● **Exercise**
Copy the listing below line for line, leaving out the pictures.

________________________

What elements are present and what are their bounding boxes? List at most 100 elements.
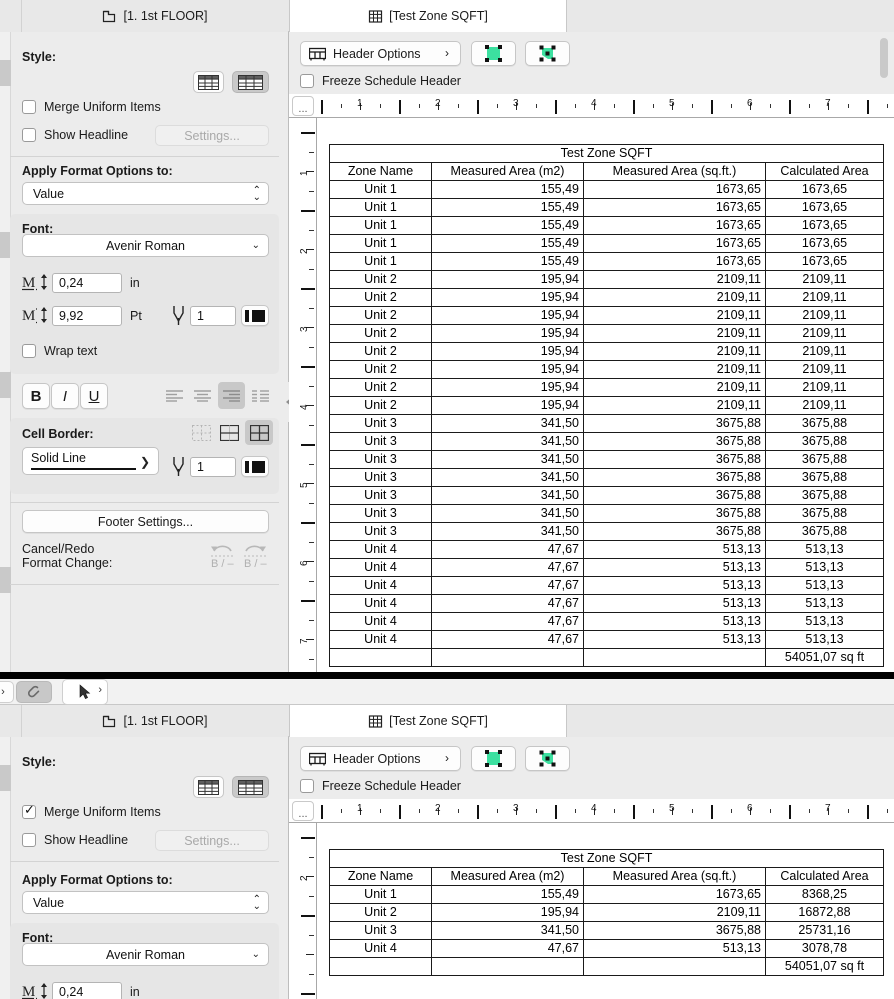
cell-measured-area-sqft[interactable]: 1673,65	[583, 885, 766, 904]
cell-measured-area-sqft[interactable]: 513,13	[583, 630, 766, 649]
freeze-schedule-header-row[interactable]: Freeze Schedule Header	[300, 74, 461, 88]
tab-first-floor[interactable]: [1. 1st FLOOR]	[22, 705, 288, 737]
cell-calculated-area[interactable]: 513,13	[765, 630, 884, 649]
cell-calculated-area[interactable]: 3675,88	[765, 504, 884, 523]
table-row[interactable]: Unit 3 341,50 3675,88 3675,88	[329, 450, 884, 469]
line-type-select[interactable]: Solid Line ❯	[22, 447, 159, 475]
align-center-button[interactable]	[190, 384, 215, 407]
cell-measured-area-m2[interactable]: 195,94	[431, 342, 584, 361]
cell-calculated-area[interactable]: 3675,88	[765, 432, 884, 451]
cell-measured-area-m2[interactable]: 341,50	[431, 450, 584, 469]
header-options-button[interactable]: Header Options ›	[300, 41, 461, 66]
cell-measured-area-m2[interactable]: 341,50	[431, 921, 584, 940]
cell-measured-area-m2[interactable]: 341,50	[431, 504, 584, 523]
pan-tool-button[interactable]	[16, 681, 52, 703]
vertical-scrollbar-thumb[interactable]	[880, 38, 888, 78]
table-row[interactable]: Unit 1 155,49 1673,65 8368,25	[329, 885, 884, 904]
italic-button[interactable]: I	[51, 383, 79, 409]
column-header-cell[interactable]: Zone Name	[329, 867, 432, 886]
cell-measured-area-sqft[interactable]: 3675,88	[583, 432, 766, 451]
bold-button[interactable]: B	[22, 383, 50, 409]
border-color-swatch-button[interactable]	[241, 456, 269, 477]
cell-zone-name[interactable]: Unit 3	[329, 414, 432, 433]
cell-measured-area-m2[interactable]: 195,94	[431, 378, 584, 397]
cell-measured-area-m2[interactable]: 155,49	[431, 234, 584, 253]
fit-all-button[interactable]	[525, 746, 570, 771]
cell-calculated-area[interactable]: 1673,65	[765, 198, 884, 217]
cell-calculated-area[interactable]: 1673,65	[765, 234, 884, 253]
border-outline-button[interactable]	[217, 422, 242, 443]
vertical-ruler-top[interactable]: 1 2 3 4 5 6 7	[289, 118, 317, 672]
cell-zone-name[interactable]: Unit 4	[329, 630, 432, 649]
cell-measured-area-sqft[interactable]: 1673,65	[583, 198, 766, 217]
cell-zone-name[interactable]: Unit 2	[329, 396, 432, 415]
table-row[interactable]: Unit 2 195,94 2109,11 2109,11	[329, 396, 884, 415]
headline-settings-button[interactable]: Settings...	[155, 125, 269, 146]
cell-zone-name[interactable]: Unit 3	[329, 468, 432, 487]
cell-calculated-area[interactable]: 2109,11	[765, 306, 884, 325]
column-header-cell[interactable]: Measured Area (m2)	[431, 867, 584, 886]
cell-zone-name[interactable]: Unit 2	[329, 288, 432, 307]
schedule-canvas-top[interactable]: Test Zone SQFT Zone Name Measured Area (m2…	[317, 118, 894, 672]
cell-measured-area-m2[interactable]: 47,67	[431, 612, 584, 631]
table-row[interactable]: Unit 3 341,50 3675,88 3675,88	[329, 432, 884, 451]
cell-calculated-area[interactable]: 2109,11	[765, 360, 884, 379]
table-row[interactable]: Unit 3 341,50 3675,88 3675,88	[329, 414, 884, 433]
text-height-input[interactable]: 0,24	[52, 273, 122, 293]
cell-measured-area-m2[interactable]: 195,94	[431, 324, 584, 343]
cell-calculated-area[interactable]: 513,13	[765, 558, 884, 577]
style-option-grid-button[interactable]	[232, 776, 269, 798]
table-row[interactable]: Unit 4 47,67 513,13 513,13	[329, 594, 884, 613]
cell-calculated-area[interactable]: 3078,78	[765, 939, 884, 958]
cell-measured-area-sqft[interactable]: 513,13	[583, 612, 766, 631]
cell-zone-name[interactable]: Unit 4	[329, 558, 432, 577]
cell-measured-area-m2[interactable]: 195,94	[431, 288, 584, 307]
table-row[interactable]: Unit 2 195,94 2109,11 2109,11	[329, 342, 884, 361]
cell-measured-area-sqft[interactable]: 1673,65	[583, 180, 766, 199]
cell-calculated-area[interactable]: 25731,16	[765, 921, 884, 940]
cell-calculated-area[interactable]: 8368,25	[765, 885, 884, 904]
cell-measured-area-sqft[interactable]: 513,13	[583, 576, 766, 595]
cell-measured-area-sqft[interactable]: 2109,11	[583, 396, 766, 415]
merge-uniform-items-row[interactable]: Merge Uniform Items	[22, 100, 161, 114]
tab-test-zone-sqft[interactable]: [Test Zone SQFT]	[289, 0, 567, 32]
font-family-select[interactable]: Avenir Roman ⌄	[22, 943, 269, 966]
cell-measured-area-sqft[interactable]: 3675,88	[583, 414, 766, 433]
align-right-button[interactable]	[218, 382, 245, 409]
ruler-options-button[interactable]: ...	[292, 96, 314, 116]
cell-zone-name[interactable]: Unit 1	[329, 180, 432, 199]
column-header-cell[interactable]: Calculated Area	[765, 867, 884, 886]
column-header-cell[interactable]: Zone Name	[329, 162, 432, 181]
text-height-input[interactable]: 0,24	[52, 982, 122, 999]
cell-zone-name[interactable]: Unit 2	[329, 306, 432, 325]
apply-format-select[interactable]: Value ⌃ ⌄	[22, 182, 269, 205]
cell-calculated-area[interactable]: 2109,11	[765, 396, 884, 415]
cell-calculated-area[interactable]: 513,13	[765, 594, 884, 613]
redo-format-change-button[interactable]: B / –	[240, 540, 270, 570]
pen-color-swatch-button[interactable]	[241, 305, 269, 326]
cell-zone-name[interactable]: Unit 4	[329, 540, 432, 559]
cell-measured-area-m2[interactable]: 47,67	[431, 939, 584, 958]
cell-measured-area-m2[interactable]: 47,67	[431, 630, 584, 649]
cell-calculated-area[interactable]: 3675,88	[765, 450, 884, 469]
table-row[interactable]: Unit 4 47,67 513,13 513,13	[329, 558, 884, 577]
cell-zone-name[interactable]: Unit 3	[329, 522, 432, 541]
header-options-button[interactable]: Header Options ›	[300, 746, 461, 771]
cell-measured-area-m2[interactable]: 155,49	[431, 885, 584, 904]
table-row[interactable]: Unit 1 155,49 1673,65 1673,65	[329, 198, 884, 217]
table-row[interactable]: Unit 2 195,94 2109,11 2109,11	[329, 324, 884, 343]
rail-nub[interactable]	[0, 567, 11, 593]
fit-all-button[interactable]	[525, 41, 570, 66]
style-option-list-button[interactable]	[193, 776, 224, 798]
cell-measured-area-sqft[interactable]: 2109,11	[583, 324, 766, 343]
cell-measured-area-sqft[interactable]: 2109,11	[583, 342, 766, 361]
show-headline-row[interactable]: Show Headline	[22, 833, 128, 847]
wrap-text-checkbox[interactable]	[22, 344, 36, 358]
table-row[interactable]: Unit 4 47,67 513,13 513,13	[329, 612, 884, 631]
cell-total-value[interactable]: 54051,07 sq ft	[765, 648, 884, 667]
cell-zone-name[interactable]: Unit 1	[329, 216, 432, 235]
cell-measured-area-sqft[interactable]: 2109,11	[583, 270, 766, 289]
cell-measured-area-m2[interactable]: 155,49	[431, 252, 584, 271]
table-row[interactable]: Unit 3 341,50 3675,88 3675,88	[329, 468, 884, 487]
merge-uniform-items-row[interactable]: Merge Uniform Items	[22, 803, 161, 819]
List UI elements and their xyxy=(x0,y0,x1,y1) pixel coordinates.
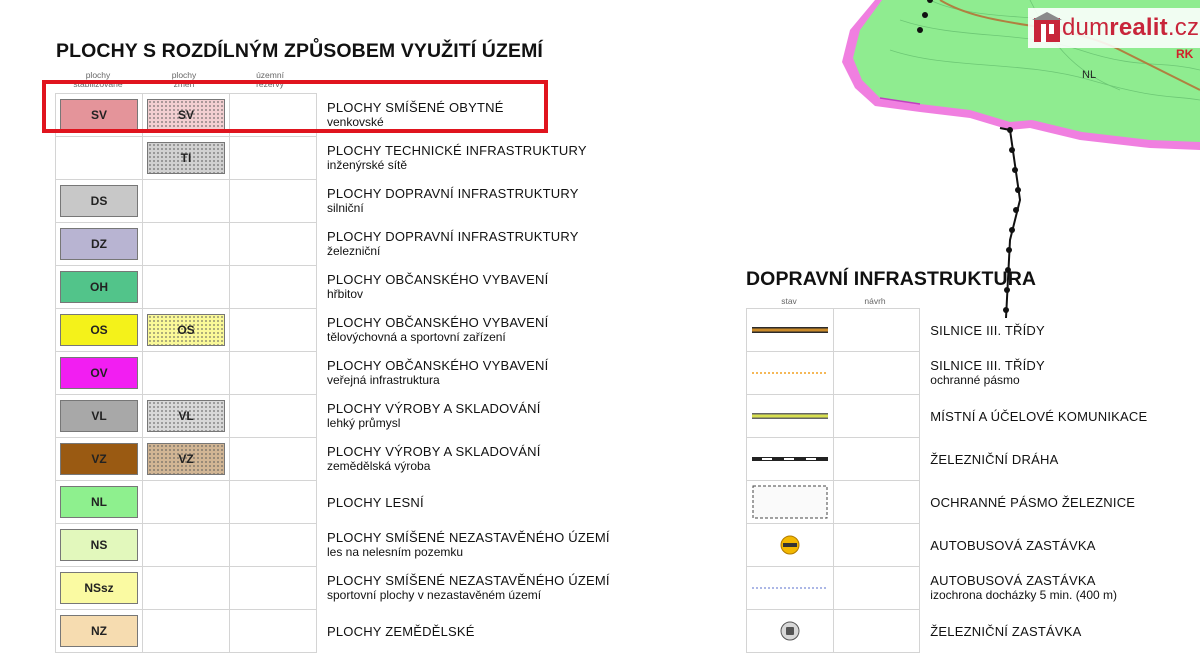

________________________

● **Expected answer**
What elements are present and what are their bounding boxes? List at most 100 elements.
cell-measured-area-sqft[interactable]: 1673,65	[583, 885, 766, 904]
cell-measured-area-sqft[interactable]: 513,13	[583, 630, 766, 649]
freeze-schedule-header-row[interactable]: Freeze Schedule Header	[300, 74, 461, 88]
tab-first-floor[interactable]: [1. 1st FLOOR]	[22, 705, 288, 737]
cell-calculated-area[interactable]: 513,13	[765, 630, 884, 649]
cell-calculated-area[interactable]: 3675,88	[765, 504, 884, 523]
table-row[interactable]: Unit 3 341,50 3675,88 3675,88	[329, 450, 884, 469]
line-type-select[interactable]: Solid Line ❯	[22, 447, 159, 475]
align-center-button[interactable]	[190, 384, 215, 407]
cell-measured-area-m2[interactable]: 195,94	[431, 342, 584, 361]
cell-calculated-area[interactable]: 3675,88	[765, 432, 884, 451]
cell-measured-area-m2[interactable]: 341,50	[431, 450, 584, 469]
header-options-button[interactable]: Header Options ›	[300, 41, 461, 66]
cell-measured-area-m2[interactable]: 341,50	[431, 921, 584, 940]
cell-measured-area-m2[interactable]: 341,50	[431, 504, 584, 523]
pan-tool-button[interactable]	[16, 681, 52, 703]
vertical-scrollbar-thumb[interactable]	[880, 38, 888, 78]
table-row[interactable]: Unit 1 155,49 1673,65 8368,25	[329, 885, 884, 904]
italic-button[interactable]: I	[51, 383, 79, 409]
column-header-cell[interactable]: Zone Name	[329, 867, 432, 886]
cell-measured-area-sqft[interactable]: 3675,88	[583, 432, 766, 451]
bold-button[interactable]: B	[22, 383, 50, 409]
border-color-swatch-button[interactable]	[241, 456, 269, 477]
cell-zone-name[interactable]: Unit 3	[329, 414, 432, 433]
cell-measured-area-m2[interactable]: 195,94	[431, 378, 584, 397]
cell-measured-area-m2[interactable]: 155,49	[431, 234, 584, 253]
fit-all-button[interactable]	[525, 746, 570, 771]
cell-calculated-area[interactable]: 1673,65	[765, 198, 884, 217]
cell-calculated-area[interactable]: 1673,65	[765, 234, 884, 253]
border-outline-button[interactable]	[217, 422, 242, 443]
vertical-ruler-top[interactable]: 1 2 3 4 5 6 7	[289, 118, 317, 672]
cell-zone-name[interactable]: Unit 4	[329, 630, 432, 649]
cell-measured-area-sqft[interactable]: 1673,65	[583, 198, 766, 217]
cell-zone-name[interactable]: Unit 2	[329, 396, 432, 415]
table-row[interactable]: Unit 2 195,94 2109,11 2109,11	[329, 396, 884, 415]
headline-settings-button[interactable]: Settings...	[155, 125, 269, 146]
cell-zone-name[interactable]: Unit 3	[329, 468, 432, 487]
cell-calculated-area[interactable]: 2109,11	[765, 306, 884, 325]
column-header-cell[interactable]: Measured Area (m2)	[431, 867, 584, 886]
cell-zone-name[interactable]: Unit 2	[329, 288, 432, 307]
schedule-canvas-top[interactable]: Test Zone SQFT Zone Name Measured Area (m2…	[317, 118, 894, 672]
cell-measured-area-m2[interactable]: 47,67	[431, 612, 584, 631]
table-row[interactable]: Unit 3 341,50 3675,88 3675,88	[329, 432, 884, 451]
cell-calculated-area[interactable]: 2109,11	[765, 360, 884, 379]
table-row[interactable]: Unit 3 341,50 3675,88 3675,88	[329, 414, 884, 433]
text-height-input[interactable]: 0,24	[52, 273, 122, 293]
cell-measured-area-m2[interactable]: 195,94	[431, 324, 584, 343]
cell-calculated-area[interactable]: 513,13	[765, 558, 884, 577]
style-option-grid-button[interactable]	[232, 776, 269, 798]
table-row[interactable]: Unit 4 47,67 513,13 513,13	[329, 594, 884, 613]
cell-calculated-area[interactable]: 3078,78	[765, 939, 884, 958]
cell-measured-area-sqft[interactable]: 513,13	[583, 612, 766, 631]
cell-zone-name[interactable]: Unit 4	[329, 558, 432, 577]
cell-measured-area-m2[interactable]: 195,94	[431, 288, 584, 307]
table-row[interactable]: Unit 2 195,94 2109,11 2109,11	[329, 342, 884, 361]
cell-measured-area-sqft[interactable]: 1673,65	[583, 180, 766, 199]
cell-calculated-area[interactable]: 25731,16	[765, 921, 884, 940]
cell-calculated-area[interactable]: 8368,25	[765, 885, 884, 904]
cell-measured-area-sqft[interactable]: 513,13	[583, 576, 766, 595]
cell-measured-area-sqft[interactable]: 2109,11	[583, 396, 766, 415]
merge-uniform-items-row[interactable]: Merge Uniform Items	[22, 100, 161, 114]
tab-test-zone-sqft[interactable]: [Test Zone SQFT]	[289, 0, 567, 32]
font-family-select[interactable]: Avenir Roman ⌄	[22, 943, 269, 966]
cell-measured-area-sqft[interactable]: 3675,88	[583, 414, 766, 433]
align-right-button[interactable]	[218, 382, 245, 409]
ruler-options-button[interactable]: ...	[292, 96, 314, 116]
cell-zone-name[interactable]: Unit 1	[329, 180, 432, 199]
column-header-cell[interactable]: Calculated Area	[765, 867, 884, 886]
column-header-cell[interactable]: Zone Name	[329, 162, 432, 181]
text-height-input[interactable]: 0,24	[52, 982, 122, 999]
cell-zone-name[interactable]: Unit 2	[329, 306, 432, 325]
apply-format-select[interactable]: Value ⌃ ⌄	[22, 182, 269, 205]
cell-calculated-area[interactable]: 2109,11	[765, 396, 884, 415]
cell-calculated-area[interactable]: 513,13	[765, 594, 884, 613]
redo-format-change-button[interactable]: B / –	[240, 540, 270, 570]
pen-color-swatch-button[interactable]	[241, 305, 269, 326]
cell-zone-name[interactable]: Unit 4	[329, 540, 432, 559]
cell-measured-area-m2[interactable]: 47,67	[431, 939, 584, 958]
cell-measured-area-m2[interactable]: 47,67	[431, 630, 584, 649]
cell-calculated-area[interactable]: 3675,88	[765, 450, 884, 469]
table-row[interactable]: Unit 4 47,67 513,13 513,13	[329, 558, 884, 577]
cell-zone-name[interactable]: Unit 3	[329, 522, 432, 541]
header-options-button[interactable]: Header Options ›	[300, 746, 461, 771]
cell-measured-area-m2[interactable]: 155,49	[431, 885, 584, 904]
table-row[interactable]: Unit 1 155,49 1673,65 1673,65	[329, 198, 884, 217]
table-row[interactable]: Unit 2 195,94 2109,11 2109,11	[329, 324, 884, 343]
rail-nub[interactable]	[0, 567, 11, 593]
fit-all-button[interactable]	[525, 41, 570, 66]
style-option-list-button[interactable]	[193, 776, 224, 798]
cell-measured-area-sqft[interactable]: 2109,11	[583, 324, 766, 343]
cell-measured-area-sqft[interactable]: 2109,11	[583, 342, 766, 361]
show-headline-row[interactable]: Show Headline	[22, 833, 128, 847]
wrap-text-checkbox[interactable]	[22, 344, 36, 358]
table-row[interactable]: Unit 4 47,67 513,13 513,13	[329, 612, 884, 631]
cell-total-value[interactable]: 54051,07 sq ft	[765, 648, 884, 667]
cell-zone-name[interactable]: Unit 1	[329, 216, 432, 235]
cell-measured-area-sqft[interactable]: 2109,11	[583, 270, 766, 289]
cell-measured-area-m2[interactable]: 155,49	[431, 252, 584, 271]
table-row[interactable]: Unit 3 341,50 3675,88 3675,88	[329, 468, 884, 487]
merge-uniform-items-row[interactable]: Merge Uniform Items	[22, 803, 161, 819]
List UI elements and their xyxy=(x0,y0,x1,y1) pixel coordinates.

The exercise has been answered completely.